● JOB:
Check every line below for the word "情系半生逃单你的麻辣香锅" and copy the ones that have it.

● RAW RECORDS:
----------------
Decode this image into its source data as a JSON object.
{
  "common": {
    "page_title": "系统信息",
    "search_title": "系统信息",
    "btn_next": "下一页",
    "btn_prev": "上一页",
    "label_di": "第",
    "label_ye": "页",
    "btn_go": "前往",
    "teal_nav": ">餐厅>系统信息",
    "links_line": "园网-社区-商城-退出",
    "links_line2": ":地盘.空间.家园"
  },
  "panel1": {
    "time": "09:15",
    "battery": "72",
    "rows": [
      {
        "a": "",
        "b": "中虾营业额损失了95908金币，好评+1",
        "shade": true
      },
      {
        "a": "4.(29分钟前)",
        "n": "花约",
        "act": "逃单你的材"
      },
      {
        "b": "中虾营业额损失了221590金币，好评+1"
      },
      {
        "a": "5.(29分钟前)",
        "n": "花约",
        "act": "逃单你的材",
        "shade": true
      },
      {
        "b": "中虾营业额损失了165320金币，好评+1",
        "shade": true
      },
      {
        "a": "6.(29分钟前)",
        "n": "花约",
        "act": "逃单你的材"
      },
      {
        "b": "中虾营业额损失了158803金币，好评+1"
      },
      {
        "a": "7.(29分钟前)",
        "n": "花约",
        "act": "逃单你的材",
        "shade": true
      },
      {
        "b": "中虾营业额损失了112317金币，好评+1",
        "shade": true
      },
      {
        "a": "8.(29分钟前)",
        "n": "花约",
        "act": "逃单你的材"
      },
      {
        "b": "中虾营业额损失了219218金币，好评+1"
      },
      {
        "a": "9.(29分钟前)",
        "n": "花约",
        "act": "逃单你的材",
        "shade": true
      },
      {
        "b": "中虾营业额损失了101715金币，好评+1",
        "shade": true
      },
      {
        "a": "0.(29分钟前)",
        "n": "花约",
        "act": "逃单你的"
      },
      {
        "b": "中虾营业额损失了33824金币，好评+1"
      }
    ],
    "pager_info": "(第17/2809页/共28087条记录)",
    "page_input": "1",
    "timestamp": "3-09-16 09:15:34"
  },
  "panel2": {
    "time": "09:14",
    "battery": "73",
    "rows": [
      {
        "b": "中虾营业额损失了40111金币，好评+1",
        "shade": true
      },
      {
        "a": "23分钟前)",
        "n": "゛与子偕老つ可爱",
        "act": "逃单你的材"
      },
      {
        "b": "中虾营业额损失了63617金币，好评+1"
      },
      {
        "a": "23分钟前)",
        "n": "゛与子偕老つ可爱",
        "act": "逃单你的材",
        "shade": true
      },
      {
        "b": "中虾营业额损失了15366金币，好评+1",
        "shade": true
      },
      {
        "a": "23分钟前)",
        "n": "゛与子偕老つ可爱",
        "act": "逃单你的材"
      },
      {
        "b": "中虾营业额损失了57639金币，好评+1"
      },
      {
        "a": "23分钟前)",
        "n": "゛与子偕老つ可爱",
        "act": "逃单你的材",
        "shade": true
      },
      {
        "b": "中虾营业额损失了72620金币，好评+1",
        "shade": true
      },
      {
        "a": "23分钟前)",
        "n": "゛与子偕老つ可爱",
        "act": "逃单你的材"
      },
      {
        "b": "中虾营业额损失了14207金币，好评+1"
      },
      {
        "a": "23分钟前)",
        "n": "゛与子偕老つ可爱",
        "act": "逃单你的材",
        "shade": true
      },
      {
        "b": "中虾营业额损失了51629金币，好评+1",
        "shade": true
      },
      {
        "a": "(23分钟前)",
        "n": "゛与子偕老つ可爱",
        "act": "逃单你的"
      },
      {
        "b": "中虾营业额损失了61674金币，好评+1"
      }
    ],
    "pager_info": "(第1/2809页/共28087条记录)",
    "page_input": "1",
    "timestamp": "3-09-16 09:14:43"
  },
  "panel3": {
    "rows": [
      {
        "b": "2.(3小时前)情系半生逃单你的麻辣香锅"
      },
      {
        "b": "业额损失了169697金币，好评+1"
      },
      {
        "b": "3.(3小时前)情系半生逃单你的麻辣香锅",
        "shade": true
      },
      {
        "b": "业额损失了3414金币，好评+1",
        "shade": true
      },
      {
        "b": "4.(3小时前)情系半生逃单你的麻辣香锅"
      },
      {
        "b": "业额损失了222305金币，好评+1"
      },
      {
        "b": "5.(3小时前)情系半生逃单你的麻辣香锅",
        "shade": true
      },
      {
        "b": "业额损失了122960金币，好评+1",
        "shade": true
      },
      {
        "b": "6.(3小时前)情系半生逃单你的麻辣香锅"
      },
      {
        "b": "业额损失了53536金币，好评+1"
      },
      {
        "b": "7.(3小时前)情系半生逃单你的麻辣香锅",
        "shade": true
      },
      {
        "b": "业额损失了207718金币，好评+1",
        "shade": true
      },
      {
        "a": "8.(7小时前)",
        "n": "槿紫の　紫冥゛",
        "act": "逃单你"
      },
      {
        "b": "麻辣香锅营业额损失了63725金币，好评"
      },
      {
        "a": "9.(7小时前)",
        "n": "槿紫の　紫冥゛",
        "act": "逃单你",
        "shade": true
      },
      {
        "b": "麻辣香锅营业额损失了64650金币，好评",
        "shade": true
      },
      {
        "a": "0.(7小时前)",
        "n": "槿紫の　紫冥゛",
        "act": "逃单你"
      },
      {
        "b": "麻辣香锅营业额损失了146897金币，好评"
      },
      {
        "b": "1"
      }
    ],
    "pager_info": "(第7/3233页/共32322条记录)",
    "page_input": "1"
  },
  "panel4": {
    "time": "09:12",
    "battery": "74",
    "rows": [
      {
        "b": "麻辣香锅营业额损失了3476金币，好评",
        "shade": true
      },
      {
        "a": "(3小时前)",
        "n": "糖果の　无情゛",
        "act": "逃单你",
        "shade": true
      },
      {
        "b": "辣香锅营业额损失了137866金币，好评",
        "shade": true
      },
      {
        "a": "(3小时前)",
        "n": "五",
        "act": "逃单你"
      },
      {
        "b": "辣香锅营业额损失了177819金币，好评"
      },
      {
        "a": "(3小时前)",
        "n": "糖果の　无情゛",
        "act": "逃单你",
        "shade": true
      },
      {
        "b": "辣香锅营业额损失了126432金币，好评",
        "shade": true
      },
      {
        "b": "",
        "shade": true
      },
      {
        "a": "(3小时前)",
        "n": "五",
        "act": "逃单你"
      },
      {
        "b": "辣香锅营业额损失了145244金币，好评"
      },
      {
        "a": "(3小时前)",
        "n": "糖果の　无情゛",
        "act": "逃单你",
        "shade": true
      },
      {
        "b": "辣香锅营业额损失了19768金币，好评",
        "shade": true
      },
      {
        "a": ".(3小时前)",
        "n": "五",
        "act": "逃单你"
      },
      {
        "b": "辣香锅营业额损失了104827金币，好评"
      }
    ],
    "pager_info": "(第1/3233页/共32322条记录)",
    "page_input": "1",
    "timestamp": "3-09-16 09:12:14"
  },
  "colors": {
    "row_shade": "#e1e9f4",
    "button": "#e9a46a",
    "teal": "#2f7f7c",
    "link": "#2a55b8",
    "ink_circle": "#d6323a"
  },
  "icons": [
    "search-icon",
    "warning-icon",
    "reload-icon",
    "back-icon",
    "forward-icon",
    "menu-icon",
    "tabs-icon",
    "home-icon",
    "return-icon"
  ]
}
----------------
● EXERCISE OUTPUT:
        "b": "2.(3小时前)情系半生逃单你的麻辣香锅"
        "b": "3.(3小时前)情系半生逃单你的麻辣香锅",
        "b": "4.(3小时前)情系半生逃单你的麻辣香锅"
        "b": "5.(3小时前)情系半生逃单你的麻辣香锅",
        "b": "6.(3小时前)情系半生逃单你的麻辣香锅"
        "b": "7.(3小时前)情系半生逃单你的麻辣香锅",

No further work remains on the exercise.